Information shown:
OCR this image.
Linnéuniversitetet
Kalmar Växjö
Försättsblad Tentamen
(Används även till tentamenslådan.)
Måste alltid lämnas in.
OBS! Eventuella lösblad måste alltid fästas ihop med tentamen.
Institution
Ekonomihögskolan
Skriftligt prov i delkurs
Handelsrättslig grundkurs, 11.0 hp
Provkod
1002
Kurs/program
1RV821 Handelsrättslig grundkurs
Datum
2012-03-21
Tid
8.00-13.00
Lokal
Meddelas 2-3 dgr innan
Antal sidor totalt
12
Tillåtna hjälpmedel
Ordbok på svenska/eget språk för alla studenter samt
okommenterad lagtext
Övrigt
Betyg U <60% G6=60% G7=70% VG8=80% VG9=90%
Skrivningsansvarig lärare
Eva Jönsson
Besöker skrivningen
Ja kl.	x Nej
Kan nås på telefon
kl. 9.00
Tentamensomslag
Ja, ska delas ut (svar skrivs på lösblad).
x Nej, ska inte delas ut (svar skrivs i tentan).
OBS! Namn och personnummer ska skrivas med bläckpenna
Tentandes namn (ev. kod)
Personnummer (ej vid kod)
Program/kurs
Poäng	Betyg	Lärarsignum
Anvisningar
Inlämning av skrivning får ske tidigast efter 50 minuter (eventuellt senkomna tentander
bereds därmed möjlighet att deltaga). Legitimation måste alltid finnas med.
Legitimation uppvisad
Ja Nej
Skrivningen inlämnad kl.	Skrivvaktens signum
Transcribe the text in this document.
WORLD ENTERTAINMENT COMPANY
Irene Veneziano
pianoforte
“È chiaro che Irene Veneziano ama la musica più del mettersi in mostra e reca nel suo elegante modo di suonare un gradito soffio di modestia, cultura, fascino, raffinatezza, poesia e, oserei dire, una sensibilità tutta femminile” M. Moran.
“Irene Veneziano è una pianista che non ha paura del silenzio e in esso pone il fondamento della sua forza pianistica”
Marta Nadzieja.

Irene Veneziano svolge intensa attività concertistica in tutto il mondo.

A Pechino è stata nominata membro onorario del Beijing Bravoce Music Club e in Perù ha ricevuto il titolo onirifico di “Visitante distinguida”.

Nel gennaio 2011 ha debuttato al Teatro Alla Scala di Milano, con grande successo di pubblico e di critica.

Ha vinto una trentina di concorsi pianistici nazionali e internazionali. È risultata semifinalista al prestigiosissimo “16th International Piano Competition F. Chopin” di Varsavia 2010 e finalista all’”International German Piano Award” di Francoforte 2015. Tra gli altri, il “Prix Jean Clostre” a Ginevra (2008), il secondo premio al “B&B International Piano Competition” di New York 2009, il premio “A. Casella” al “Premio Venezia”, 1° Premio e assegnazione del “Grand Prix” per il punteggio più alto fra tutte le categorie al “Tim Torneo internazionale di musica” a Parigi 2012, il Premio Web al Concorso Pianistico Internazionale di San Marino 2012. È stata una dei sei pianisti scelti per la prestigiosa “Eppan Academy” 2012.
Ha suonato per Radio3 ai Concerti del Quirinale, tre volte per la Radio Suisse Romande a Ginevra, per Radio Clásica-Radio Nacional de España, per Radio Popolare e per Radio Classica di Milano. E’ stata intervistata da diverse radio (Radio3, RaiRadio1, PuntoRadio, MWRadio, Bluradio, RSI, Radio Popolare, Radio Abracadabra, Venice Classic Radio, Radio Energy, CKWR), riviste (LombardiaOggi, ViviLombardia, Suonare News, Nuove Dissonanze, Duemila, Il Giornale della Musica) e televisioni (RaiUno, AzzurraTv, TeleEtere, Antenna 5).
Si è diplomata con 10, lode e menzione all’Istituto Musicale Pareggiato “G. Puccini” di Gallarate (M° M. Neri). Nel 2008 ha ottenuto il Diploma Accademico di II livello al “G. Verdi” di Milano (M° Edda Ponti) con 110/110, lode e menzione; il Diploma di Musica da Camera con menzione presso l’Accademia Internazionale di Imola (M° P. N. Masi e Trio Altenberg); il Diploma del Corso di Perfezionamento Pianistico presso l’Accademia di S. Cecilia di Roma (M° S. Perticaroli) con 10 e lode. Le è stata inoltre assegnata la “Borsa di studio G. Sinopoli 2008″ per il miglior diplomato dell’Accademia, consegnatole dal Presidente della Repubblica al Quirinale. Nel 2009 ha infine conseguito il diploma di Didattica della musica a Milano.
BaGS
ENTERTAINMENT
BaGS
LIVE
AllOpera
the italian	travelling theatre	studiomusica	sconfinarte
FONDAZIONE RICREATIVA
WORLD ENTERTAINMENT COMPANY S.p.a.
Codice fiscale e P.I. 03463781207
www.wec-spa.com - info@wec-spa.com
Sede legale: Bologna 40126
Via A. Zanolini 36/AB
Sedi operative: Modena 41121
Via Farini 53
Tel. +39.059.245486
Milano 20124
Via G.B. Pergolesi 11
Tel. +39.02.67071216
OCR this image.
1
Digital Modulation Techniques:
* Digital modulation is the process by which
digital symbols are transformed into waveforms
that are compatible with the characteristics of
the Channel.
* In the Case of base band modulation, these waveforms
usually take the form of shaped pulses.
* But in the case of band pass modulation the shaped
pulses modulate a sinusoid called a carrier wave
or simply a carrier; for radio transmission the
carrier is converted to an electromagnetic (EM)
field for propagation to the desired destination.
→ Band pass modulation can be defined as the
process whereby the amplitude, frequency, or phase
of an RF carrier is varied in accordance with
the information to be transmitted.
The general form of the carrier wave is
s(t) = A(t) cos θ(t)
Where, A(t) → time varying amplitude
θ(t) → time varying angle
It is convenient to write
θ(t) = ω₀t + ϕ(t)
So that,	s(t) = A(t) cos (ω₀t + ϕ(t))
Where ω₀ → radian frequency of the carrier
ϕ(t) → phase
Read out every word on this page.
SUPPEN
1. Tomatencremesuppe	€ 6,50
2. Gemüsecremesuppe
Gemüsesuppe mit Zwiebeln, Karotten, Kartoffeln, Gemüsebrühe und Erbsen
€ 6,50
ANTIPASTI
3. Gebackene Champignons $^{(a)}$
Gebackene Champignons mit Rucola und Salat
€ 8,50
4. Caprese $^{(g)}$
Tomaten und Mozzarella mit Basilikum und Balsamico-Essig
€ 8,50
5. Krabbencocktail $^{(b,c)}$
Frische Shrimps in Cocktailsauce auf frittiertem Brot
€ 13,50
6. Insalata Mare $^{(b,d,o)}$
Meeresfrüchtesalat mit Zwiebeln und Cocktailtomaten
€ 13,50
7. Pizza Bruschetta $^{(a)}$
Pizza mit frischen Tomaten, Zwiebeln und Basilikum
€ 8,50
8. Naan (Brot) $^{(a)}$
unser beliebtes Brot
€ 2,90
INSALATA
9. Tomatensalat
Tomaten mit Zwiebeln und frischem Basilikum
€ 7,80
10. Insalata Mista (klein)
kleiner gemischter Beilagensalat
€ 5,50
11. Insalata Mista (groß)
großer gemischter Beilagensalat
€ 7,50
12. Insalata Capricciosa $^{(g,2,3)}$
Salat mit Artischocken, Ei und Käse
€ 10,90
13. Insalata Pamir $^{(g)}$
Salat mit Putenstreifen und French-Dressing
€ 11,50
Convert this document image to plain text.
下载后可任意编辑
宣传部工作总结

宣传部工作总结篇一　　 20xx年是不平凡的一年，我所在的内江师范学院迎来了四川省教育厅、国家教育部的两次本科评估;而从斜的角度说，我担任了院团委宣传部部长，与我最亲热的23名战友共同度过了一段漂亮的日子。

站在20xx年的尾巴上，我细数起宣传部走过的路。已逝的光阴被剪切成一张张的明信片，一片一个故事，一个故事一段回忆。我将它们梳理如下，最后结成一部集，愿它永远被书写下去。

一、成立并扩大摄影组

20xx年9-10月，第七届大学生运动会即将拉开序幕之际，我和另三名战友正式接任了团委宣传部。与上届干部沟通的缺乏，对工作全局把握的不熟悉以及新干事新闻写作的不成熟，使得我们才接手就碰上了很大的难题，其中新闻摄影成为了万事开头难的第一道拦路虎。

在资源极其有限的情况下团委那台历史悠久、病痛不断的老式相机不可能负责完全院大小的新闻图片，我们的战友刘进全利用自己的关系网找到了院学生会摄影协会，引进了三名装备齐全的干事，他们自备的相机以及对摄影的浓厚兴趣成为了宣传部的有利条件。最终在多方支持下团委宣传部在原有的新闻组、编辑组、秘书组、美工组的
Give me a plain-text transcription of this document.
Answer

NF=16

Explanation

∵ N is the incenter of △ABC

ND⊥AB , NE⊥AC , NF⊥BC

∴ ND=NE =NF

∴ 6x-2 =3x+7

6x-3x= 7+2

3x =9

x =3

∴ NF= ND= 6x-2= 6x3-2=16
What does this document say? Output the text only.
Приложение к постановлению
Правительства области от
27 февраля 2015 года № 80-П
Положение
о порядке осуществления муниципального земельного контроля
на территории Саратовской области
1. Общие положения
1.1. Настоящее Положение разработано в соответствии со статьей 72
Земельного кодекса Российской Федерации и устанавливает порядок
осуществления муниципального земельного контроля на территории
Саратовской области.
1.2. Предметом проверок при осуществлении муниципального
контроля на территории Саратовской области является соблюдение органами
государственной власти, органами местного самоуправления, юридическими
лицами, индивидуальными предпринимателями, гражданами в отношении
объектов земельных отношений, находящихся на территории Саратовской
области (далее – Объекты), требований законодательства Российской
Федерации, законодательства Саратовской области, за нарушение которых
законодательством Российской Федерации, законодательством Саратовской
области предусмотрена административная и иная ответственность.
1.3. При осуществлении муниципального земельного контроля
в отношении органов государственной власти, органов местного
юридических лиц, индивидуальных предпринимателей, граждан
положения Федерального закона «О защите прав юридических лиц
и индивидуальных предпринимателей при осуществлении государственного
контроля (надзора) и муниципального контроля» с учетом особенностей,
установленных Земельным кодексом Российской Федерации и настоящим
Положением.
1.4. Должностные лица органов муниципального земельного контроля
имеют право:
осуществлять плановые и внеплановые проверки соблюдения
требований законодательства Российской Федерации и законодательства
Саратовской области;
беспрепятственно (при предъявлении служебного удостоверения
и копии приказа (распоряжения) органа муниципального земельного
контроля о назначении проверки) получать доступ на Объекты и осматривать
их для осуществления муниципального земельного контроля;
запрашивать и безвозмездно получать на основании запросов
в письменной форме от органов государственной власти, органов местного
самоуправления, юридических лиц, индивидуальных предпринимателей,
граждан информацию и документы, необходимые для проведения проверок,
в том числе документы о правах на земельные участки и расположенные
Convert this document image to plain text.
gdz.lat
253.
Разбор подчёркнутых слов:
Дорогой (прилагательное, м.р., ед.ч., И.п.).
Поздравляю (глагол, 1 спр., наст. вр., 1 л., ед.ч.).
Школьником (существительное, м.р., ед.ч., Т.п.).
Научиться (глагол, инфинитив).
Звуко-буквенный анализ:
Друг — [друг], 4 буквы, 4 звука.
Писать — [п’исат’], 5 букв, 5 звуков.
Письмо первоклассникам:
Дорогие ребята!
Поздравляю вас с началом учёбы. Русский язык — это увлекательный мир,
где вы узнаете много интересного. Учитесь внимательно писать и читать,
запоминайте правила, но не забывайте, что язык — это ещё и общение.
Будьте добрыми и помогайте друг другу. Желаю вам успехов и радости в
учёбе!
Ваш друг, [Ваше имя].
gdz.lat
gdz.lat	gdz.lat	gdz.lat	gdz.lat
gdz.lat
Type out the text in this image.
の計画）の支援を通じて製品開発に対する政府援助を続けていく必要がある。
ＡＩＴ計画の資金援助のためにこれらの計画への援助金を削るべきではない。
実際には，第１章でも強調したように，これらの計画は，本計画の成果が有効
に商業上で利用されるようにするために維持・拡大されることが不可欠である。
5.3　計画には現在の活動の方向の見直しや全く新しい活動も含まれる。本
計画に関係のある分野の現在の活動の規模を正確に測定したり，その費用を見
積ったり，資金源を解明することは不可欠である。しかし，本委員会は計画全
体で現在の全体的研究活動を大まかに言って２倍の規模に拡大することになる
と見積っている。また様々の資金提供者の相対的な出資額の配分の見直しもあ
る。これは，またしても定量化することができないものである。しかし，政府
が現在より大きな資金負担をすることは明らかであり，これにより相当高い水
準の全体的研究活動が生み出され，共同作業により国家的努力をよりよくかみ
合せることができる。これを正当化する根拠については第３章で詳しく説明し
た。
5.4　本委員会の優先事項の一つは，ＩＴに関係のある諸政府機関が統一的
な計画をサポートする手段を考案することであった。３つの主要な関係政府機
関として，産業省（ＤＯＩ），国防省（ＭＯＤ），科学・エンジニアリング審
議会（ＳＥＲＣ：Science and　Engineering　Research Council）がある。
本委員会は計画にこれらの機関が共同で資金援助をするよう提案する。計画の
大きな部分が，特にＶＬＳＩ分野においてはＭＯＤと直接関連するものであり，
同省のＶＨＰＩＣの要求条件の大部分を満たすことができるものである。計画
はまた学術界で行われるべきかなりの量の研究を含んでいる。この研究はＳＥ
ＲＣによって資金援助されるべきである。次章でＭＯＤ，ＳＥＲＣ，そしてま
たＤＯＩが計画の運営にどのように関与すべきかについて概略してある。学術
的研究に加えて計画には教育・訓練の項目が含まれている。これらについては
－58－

Challenge: Of all the lines in the listing above, how many contain the word "waveforms"? Answer with the number alone.

Result below: 2